WHAT IS REQUIRED: Say how many lines of the listing below contain "maritimes", giving the number and nothing else.

[START OF MATERIAL FOR THIS EXERCISE]

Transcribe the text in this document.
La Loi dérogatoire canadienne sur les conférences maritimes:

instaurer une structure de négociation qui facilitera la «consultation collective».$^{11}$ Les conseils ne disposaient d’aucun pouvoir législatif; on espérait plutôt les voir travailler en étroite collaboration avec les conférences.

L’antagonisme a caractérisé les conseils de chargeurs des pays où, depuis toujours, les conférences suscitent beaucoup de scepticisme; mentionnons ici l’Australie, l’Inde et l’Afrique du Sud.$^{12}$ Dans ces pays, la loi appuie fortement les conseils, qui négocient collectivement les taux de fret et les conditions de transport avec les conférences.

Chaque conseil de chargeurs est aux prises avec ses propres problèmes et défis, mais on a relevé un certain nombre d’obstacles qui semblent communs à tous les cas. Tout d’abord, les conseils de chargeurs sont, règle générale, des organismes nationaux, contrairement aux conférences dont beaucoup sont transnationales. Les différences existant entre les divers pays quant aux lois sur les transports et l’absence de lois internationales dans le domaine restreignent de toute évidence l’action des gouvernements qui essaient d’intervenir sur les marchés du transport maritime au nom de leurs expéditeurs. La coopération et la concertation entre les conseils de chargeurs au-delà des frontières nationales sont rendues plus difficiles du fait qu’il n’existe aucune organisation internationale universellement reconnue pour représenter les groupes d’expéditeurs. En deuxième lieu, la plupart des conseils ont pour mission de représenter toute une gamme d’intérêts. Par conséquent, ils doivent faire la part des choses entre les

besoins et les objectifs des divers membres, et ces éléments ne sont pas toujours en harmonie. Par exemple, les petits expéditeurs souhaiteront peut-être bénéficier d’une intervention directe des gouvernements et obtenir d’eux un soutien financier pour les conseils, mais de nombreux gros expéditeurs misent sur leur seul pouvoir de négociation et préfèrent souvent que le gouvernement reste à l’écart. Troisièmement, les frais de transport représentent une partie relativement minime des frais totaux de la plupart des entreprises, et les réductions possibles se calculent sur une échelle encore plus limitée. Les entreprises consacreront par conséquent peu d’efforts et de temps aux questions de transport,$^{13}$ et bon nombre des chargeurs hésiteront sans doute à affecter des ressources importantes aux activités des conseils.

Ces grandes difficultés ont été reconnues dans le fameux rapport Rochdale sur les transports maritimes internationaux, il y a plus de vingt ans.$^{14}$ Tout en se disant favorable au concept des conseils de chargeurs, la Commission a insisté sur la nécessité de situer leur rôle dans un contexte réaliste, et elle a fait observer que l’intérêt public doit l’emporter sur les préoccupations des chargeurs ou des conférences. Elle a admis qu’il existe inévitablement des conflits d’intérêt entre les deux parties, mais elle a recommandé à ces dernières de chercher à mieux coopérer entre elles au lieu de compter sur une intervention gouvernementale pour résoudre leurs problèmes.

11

[END OF MATERIAL FOR THIS EXERCISE]

SOLVED EXERCISE: 2